→ Exercise instructions
Your task is to repeat all of the data exactly while excluding the pictures.

(Excerpt from a dataset)
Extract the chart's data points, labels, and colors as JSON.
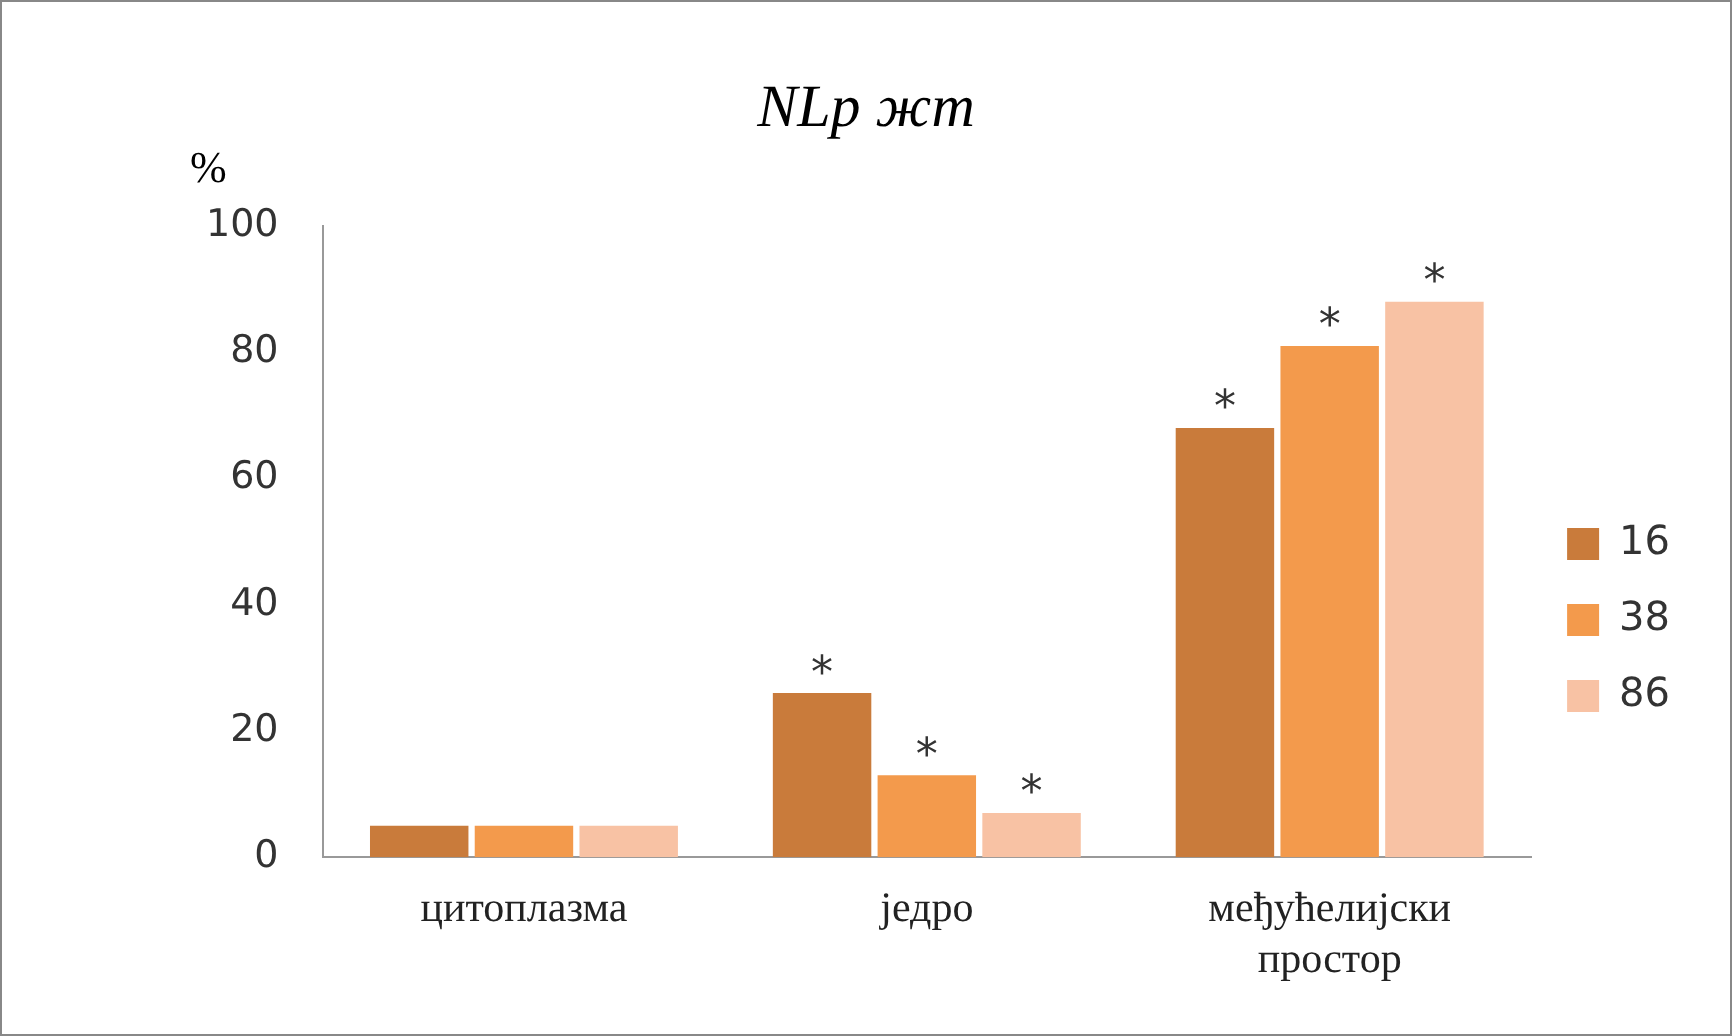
{
  "chart_data": {
    "type": "bar",
    "title": "NLp жт",
    "ylabel": "%",
    "categories": [
      "цитоплазма",
      "једро",
      "међућелијски простор"
    ],
    "series": [
      {
        "name": "16",
        "color": "#c97b3b",
        "values": [
          5,
          26,
          68
        ],
        "value_labels": [
          null,
          "*",
          "*"
        ]
      },
      {
        "name": "38",
        "color": "#f39a4c",
        "values": [
          5,
          13,
          81
        ],
        "value_labels": [
          null,
          "*",
          "*"
        ]
      },
      {
        "name": "86",
        "color": "#f8c2a4",
        "values": [
          5,
          7,
          88
        ],
        "value_labels": [
          null,
          "*",
          "*"
        ]
      }
    ],
    "ylim": [
      0,
      100
    ],
    "yticks": [
      0,
      20,
      40,
      60,
      80,
      100
    ],
    "grid": false,
    "legend": "right"
  }
}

→ Final result
Extract the chart's data points, labels, and colors as JSON.
{
  "chart_data": {
    "type": "bar",
    "title": "NLp жт",
    "ylabel": "%",
    "categories": [
      "цитоплазма",
      "једро",
      "међућелијски простор"
    ],
    "series": [
      {
        "name": "16",
        "color": "#c97b3b",
        "values": [
          5,
          26,
          68
        ],
        "value_labels": [
          null,
          "*",
          "*"
        ]
      },
      {
        "name": "38",
        "color": "#f39a4c",
        "values": [
          5,
          13,
          81
        ],
        "value_labels": [
          null,
          "*",
          "*"
        ]
      },
      {
        "name": "86",
        "color": "#f8c2a4",
        "values": [
          5,
          7,
          88
        ],
        "value_labels": [
          null,
          "*",
          "*"
        ]
      }
    ],
    "ylim": [
      0,
      100
    ],
    "yticks": [
      0,
      20,
      40,
      60,
      80,
      100
    ],
    "grid": false,
    "legend": "right"
  }
}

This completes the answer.